◆ **Supplied material**
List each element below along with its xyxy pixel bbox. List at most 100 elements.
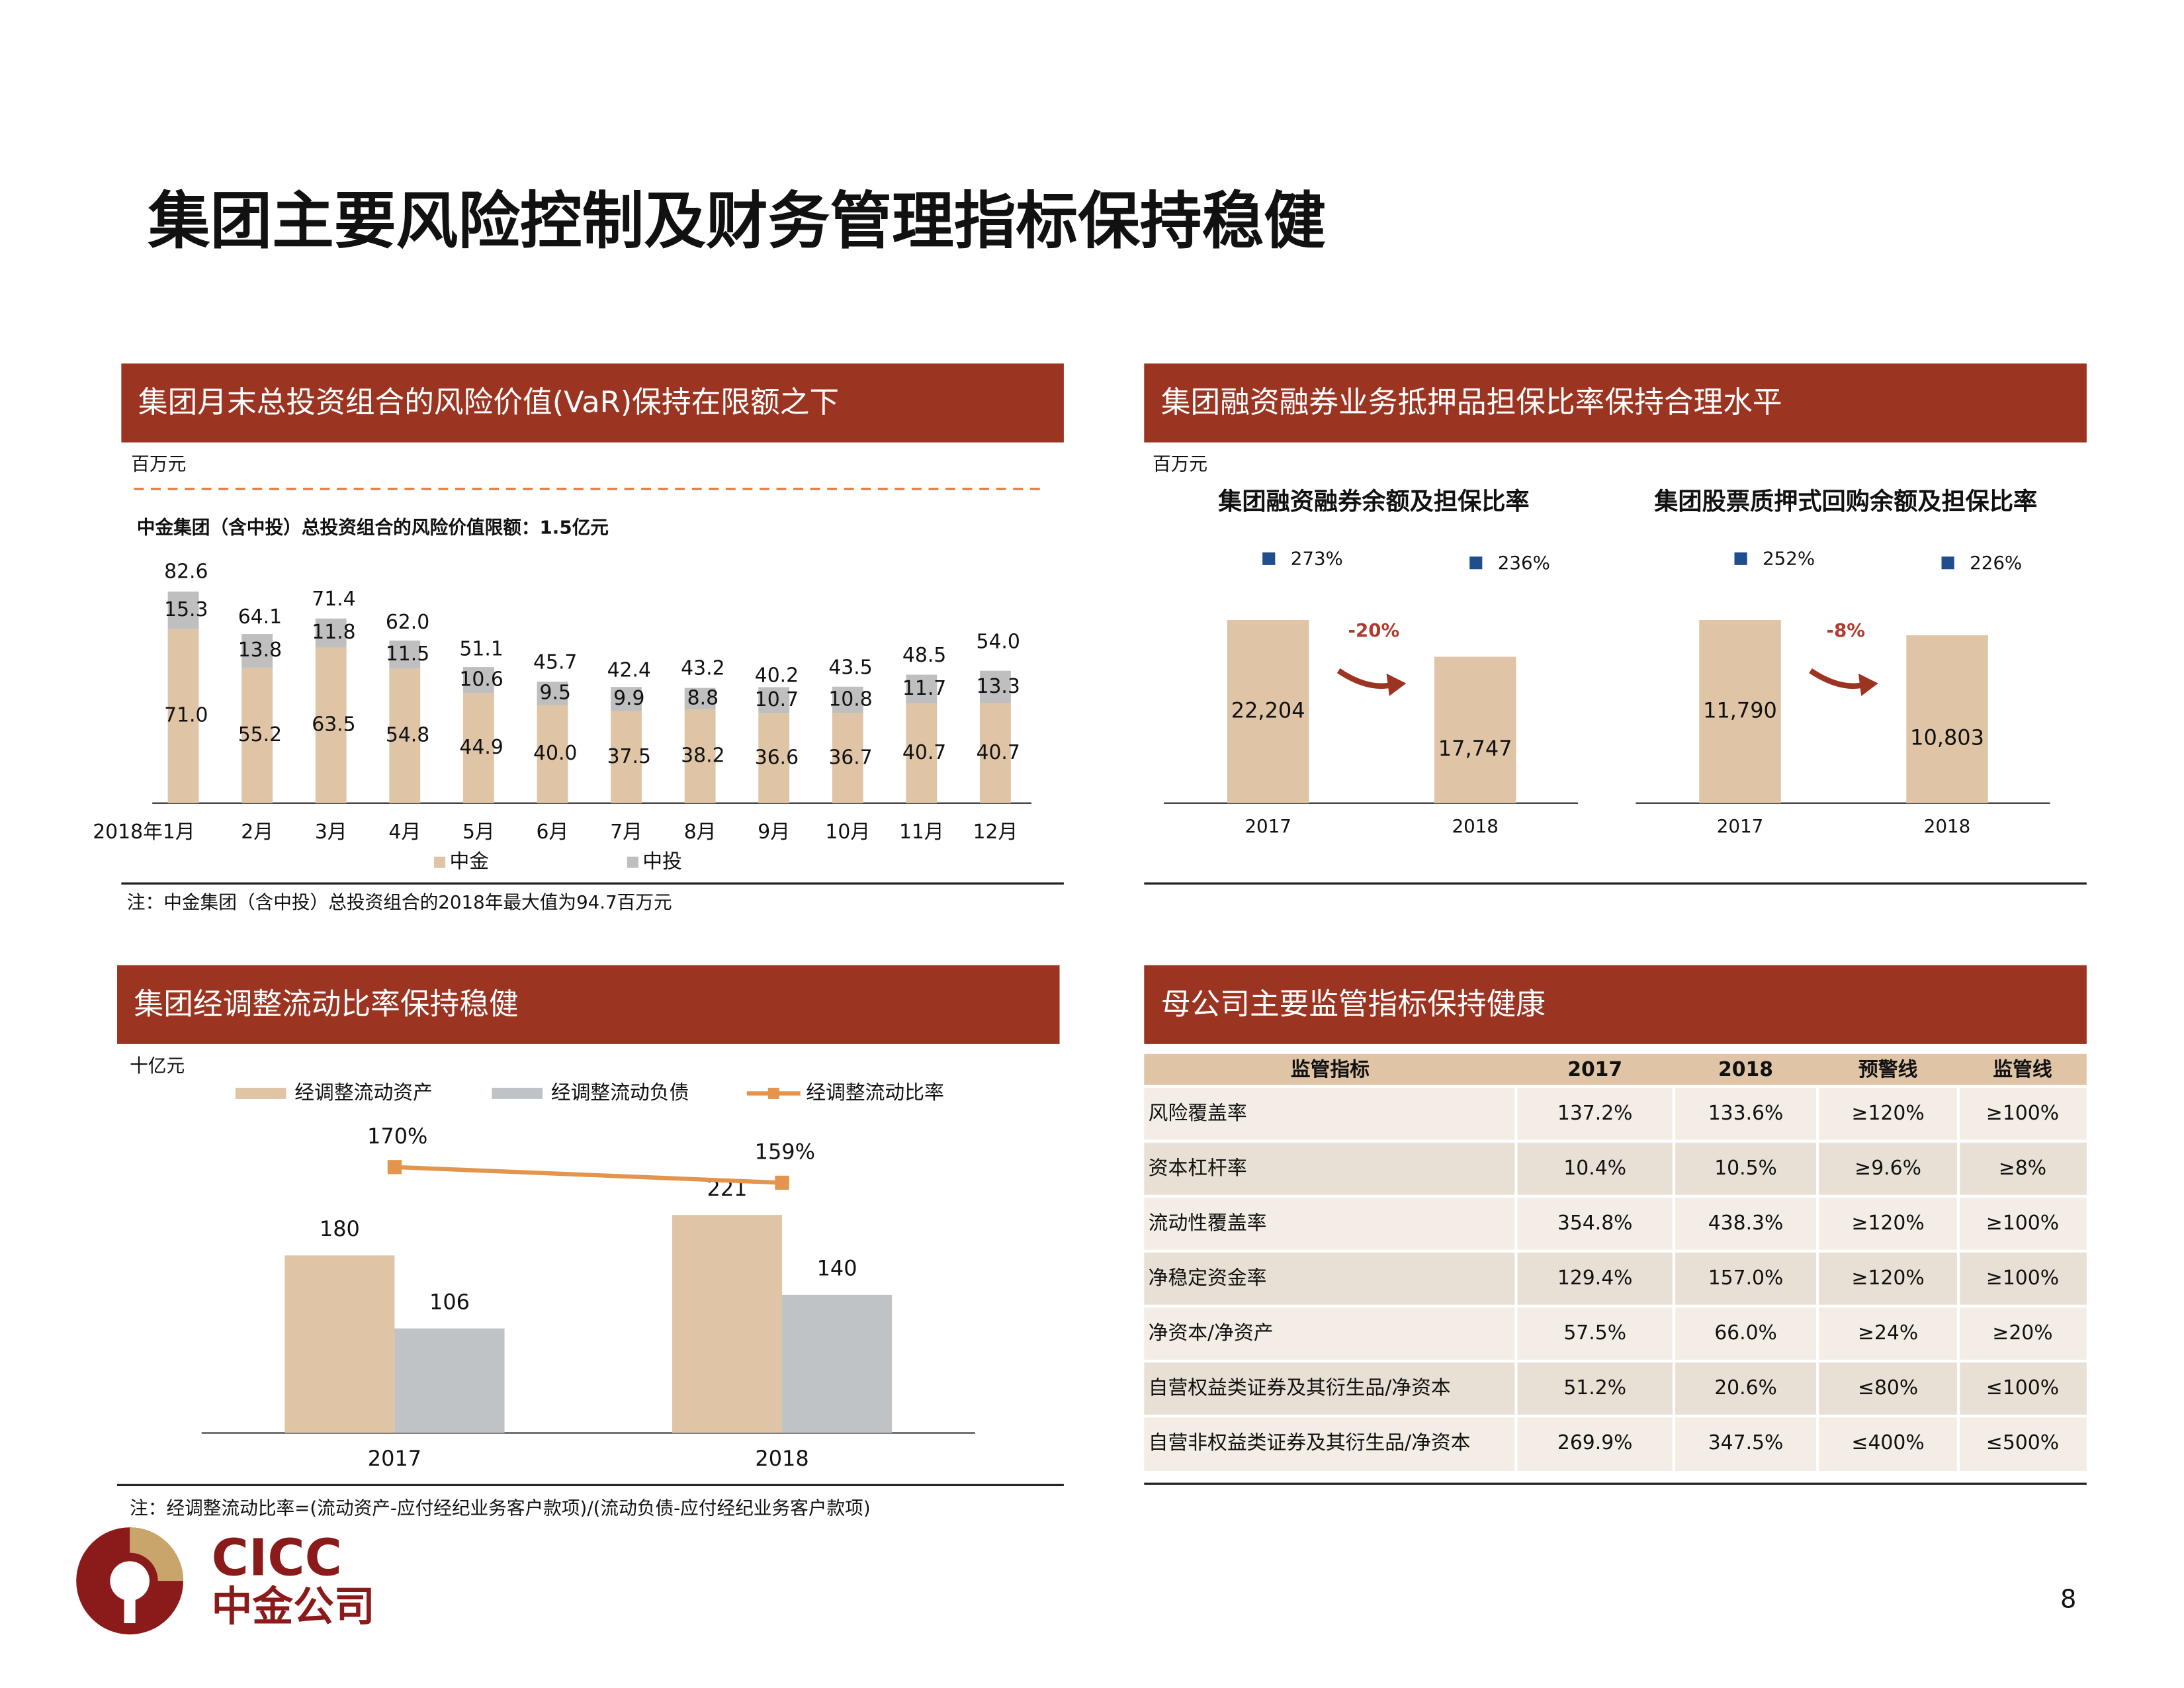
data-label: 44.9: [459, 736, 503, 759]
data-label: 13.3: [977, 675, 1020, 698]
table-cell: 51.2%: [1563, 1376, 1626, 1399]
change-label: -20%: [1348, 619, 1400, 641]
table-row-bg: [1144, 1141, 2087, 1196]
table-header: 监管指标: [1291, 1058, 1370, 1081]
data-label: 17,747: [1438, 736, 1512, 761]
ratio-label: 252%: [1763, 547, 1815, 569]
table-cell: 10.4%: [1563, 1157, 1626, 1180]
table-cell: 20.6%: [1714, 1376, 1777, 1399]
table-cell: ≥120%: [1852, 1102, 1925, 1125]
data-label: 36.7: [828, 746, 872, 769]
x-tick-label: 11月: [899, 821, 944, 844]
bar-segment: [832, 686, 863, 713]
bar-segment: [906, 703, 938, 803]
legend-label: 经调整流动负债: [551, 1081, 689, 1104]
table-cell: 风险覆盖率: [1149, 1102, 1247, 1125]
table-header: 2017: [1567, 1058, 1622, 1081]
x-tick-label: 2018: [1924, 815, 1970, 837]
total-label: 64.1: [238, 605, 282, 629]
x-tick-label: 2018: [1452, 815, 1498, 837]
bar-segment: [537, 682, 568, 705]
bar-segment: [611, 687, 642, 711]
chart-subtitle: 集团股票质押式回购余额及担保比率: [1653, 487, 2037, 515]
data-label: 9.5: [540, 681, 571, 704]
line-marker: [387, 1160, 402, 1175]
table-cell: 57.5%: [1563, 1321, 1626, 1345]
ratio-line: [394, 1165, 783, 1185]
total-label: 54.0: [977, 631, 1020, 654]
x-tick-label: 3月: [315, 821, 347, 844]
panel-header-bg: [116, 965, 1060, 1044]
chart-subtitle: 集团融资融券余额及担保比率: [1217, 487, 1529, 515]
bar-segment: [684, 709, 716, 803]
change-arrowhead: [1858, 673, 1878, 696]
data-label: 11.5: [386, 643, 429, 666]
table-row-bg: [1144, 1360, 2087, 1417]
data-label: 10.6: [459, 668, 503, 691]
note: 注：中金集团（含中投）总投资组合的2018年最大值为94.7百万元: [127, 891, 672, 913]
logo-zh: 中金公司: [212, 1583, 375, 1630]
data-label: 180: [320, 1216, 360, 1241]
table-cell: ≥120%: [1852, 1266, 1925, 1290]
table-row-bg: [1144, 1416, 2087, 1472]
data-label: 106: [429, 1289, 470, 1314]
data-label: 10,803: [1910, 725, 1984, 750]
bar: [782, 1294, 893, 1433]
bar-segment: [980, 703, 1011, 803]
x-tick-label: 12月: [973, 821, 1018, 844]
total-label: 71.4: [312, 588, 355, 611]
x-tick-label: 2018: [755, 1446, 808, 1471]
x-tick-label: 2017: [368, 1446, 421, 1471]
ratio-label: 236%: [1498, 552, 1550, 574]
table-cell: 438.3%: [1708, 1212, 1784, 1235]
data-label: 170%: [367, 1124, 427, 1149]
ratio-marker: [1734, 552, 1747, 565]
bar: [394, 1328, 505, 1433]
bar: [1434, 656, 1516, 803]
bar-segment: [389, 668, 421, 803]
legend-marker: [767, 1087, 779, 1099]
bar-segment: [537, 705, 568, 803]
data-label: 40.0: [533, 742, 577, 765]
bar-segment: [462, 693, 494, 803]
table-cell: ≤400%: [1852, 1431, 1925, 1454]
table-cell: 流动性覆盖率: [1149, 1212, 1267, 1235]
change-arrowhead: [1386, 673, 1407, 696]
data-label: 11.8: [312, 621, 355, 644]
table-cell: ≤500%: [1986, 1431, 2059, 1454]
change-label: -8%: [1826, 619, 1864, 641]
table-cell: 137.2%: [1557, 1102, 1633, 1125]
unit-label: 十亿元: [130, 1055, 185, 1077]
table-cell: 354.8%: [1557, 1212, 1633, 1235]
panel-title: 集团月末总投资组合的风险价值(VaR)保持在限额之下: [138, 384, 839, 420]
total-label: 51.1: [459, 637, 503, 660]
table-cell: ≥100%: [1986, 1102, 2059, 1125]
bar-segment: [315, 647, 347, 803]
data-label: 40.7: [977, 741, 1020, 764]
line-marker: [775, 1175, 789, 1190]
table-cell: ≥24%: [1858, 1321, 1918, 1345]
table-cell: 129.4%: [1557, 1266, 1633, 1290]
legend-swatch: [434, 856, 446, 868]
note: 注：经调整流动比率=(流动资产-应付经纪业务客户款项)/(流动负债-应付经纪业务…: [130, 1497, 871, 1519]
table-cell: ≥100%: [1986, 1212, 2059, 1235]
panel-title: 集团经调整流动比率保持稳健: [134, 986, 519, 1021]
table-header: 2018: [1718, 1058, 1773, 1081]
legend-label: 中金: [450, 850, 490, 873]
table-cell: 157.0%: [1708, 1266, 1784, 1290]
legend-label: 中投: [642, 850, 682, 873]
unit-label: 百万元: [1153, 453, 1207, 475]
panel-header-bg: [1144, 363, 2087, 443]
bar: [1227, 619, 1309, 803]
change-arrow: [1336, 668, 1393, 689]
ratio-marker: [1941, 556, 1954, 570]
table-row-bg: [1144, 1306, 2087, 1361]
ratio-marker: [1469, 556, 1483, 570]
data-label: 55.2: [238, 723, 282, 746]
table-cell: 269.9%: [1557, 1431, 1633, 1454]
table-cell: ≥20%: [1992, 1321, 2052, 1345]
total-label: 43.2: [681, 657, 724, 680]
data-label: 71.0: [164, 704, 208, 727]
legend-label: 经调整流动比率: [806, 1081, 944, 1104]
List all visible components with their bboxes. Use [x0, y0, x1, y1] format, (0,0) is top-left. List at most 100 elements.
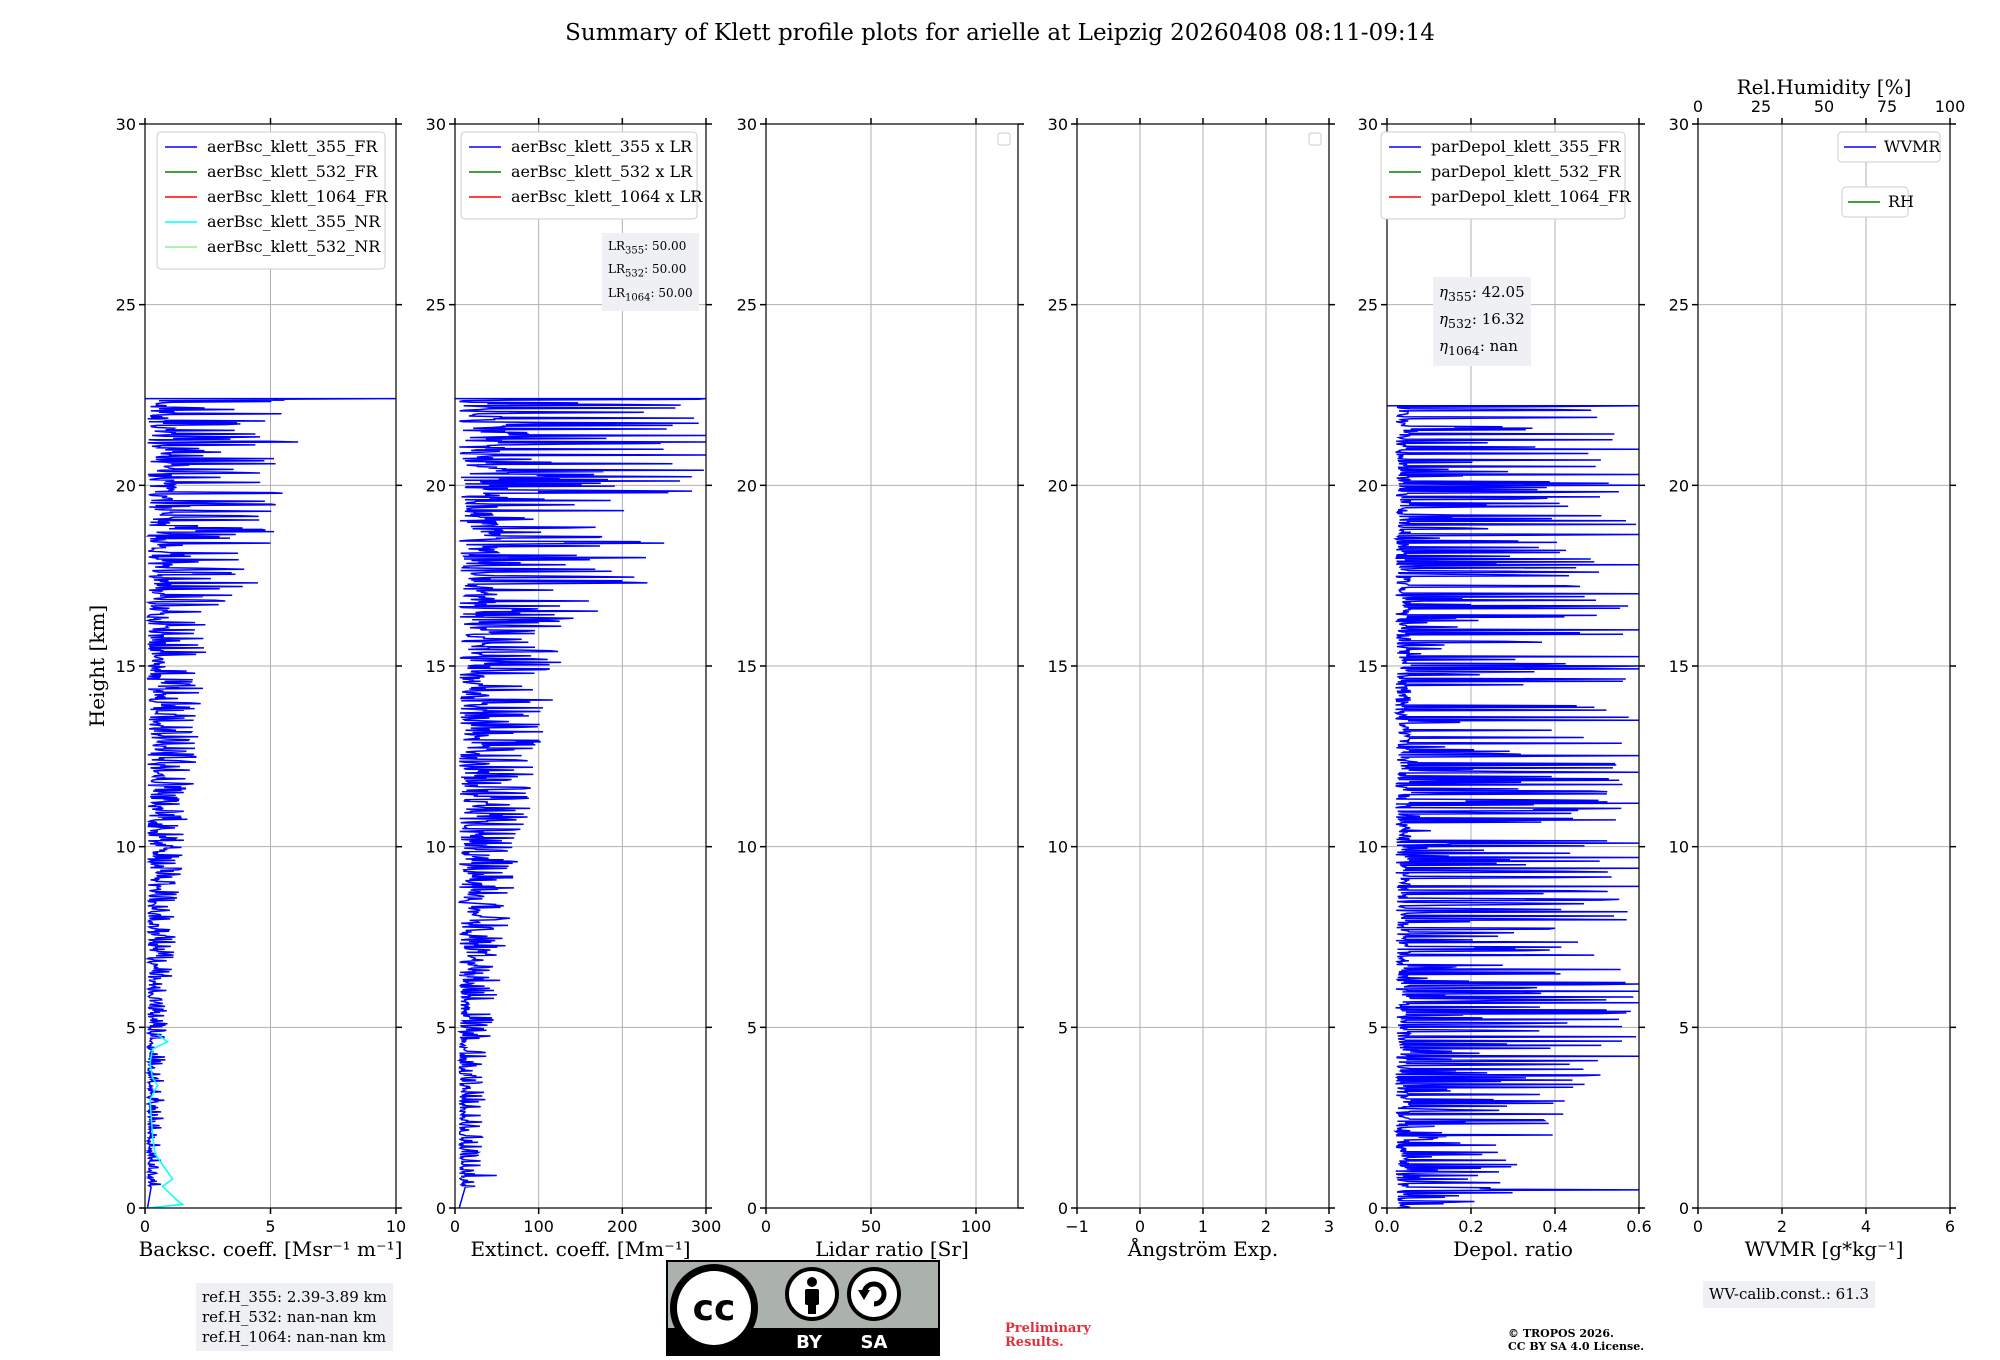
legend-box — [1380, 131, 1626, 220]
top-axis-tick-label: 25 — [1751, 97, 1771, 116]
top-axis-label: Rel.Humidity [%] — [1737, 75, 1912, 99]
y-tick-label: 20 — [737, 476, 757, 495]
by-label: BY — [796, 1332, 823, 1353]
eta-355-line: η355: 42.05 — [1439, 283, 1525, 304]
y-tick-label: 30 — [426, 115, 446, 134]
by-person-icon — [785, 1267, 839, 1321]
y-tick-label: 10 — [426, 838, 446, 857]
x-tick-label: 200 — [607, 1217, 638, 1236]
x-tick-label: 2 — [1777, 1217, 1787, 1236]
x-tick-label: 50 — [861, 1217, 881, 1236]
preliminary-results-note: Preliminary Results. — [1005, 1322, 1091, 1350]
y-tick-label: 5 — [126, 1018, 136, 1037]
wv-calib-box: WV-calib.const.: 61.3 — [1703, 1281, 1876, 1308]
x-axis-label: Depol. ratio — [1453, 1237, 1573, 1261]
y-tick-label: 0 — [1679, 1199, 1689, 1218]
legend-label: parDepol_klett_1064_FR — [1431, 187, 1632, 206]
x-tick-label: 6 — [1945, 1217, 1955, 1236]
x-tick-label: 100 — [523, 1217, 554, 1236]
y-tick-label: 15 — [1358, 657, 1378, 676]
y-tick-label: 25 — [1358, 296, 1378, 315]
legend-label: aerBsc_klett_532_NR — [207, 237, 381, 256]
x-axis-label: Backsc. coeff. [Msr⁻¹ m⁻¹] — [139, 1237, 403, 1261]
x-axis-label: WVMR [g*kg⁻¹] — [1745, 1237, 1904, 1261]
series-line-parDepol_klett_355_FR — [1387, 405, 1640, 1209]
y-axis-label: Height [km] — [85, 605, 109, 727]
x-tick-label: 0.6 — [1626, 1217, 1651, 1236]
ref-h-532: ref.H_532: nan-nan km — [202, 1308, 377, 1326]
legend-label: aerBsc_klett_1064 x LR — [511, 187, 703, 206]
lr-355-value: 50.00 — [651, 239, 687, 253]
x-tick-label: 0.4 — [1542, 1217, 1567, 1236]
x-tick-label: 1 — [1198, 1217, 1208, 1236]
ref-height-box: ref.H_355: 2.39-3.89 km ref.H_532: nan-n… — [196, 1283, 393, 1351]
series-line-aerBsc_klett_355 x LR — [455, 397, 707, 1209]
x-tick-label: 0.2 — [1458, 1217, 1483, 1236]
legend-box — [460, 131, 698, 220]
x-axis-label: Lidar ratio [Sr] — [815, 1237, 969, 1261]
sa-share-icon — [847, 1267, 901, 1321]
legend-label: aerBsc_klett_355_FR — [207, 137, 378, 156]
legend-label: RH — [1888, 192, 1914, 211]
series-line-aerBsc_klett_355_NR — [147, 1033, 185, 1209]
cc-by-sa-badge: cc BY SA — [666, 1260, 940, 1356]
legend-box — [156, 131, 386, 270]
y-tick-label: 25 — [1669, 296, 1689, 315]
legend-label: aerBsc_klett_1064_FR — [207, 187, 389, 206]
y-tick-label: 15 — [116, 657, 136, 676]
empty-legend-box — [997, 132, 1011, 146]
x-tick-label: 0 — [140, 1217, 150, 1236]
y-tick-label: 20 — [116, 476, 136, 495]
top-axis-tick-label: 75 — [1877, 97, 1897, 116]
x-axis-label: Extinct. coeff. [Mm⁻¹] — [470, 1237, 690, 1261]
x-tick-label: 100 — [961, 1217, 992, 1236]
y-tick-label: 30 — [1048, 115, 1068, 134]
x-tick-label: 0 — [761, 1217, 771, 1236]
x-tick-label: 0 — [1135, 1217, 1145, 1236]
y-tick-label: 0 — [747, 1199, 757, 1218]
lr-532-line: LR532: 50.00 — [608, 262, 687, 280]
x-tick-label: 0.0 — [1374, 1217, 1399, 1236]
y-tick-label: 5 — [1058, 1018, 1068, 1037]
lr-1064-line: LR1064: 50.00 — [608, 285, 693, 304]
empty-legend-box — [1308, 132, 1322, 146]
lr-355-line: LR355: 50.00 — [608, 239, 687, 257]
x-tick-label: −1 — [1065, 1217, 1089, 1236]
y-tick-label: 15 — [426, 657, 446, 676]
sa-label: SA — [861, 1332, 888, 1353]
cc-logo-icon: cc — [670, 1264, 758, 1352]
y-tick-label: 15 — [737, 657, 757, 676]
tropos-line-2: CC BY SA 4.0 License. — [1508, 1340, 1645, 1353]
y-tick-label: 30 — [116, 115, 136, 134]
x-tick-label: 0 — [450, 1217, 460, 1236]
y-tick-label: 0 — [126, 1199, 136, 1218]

◆ **What the task requires**
Reproduce the lines from the one containing "legend-box — [1380, 131, 1626, 220]" through the one containing "preliminary-results-note: Preliminary Results.", inclusive, changing every "y-tick-label" to "y-axis-label" and leaving everything else untouched.

◆ **Right answer**
legend-box — [1380, 131, 1626, 220]
top-axis-tick-label: 25 — [1751, 97, 1771, 116]
top-axis-label: Rel.Humidity [%] — [1737, 75, 1912, 99]
y-axis-label: 20 — [737, 476, 757, 495]
by-label: BY — [796, 1332, 823, 1353]
eta-355-line: η355: 42.05 — [1439, 283, 1525, 304]
y-axis-label: 30 — [426, 115, 446, 134]
by-person-icon — [785, 1267, 839, 1321]
y-axis-label: 10 — [426, 838, 446, 857]
x-tick-label: 200 — [607, 1217, 638, 1236]
x-tick-label: 2 — [1777, 1217, 1787, 1236]
x-tick-label: 50 — [861, 1217, 881, 1236]
preliminary-results-note: Preliminary Results. — [1005, 1322, 1091, 1350]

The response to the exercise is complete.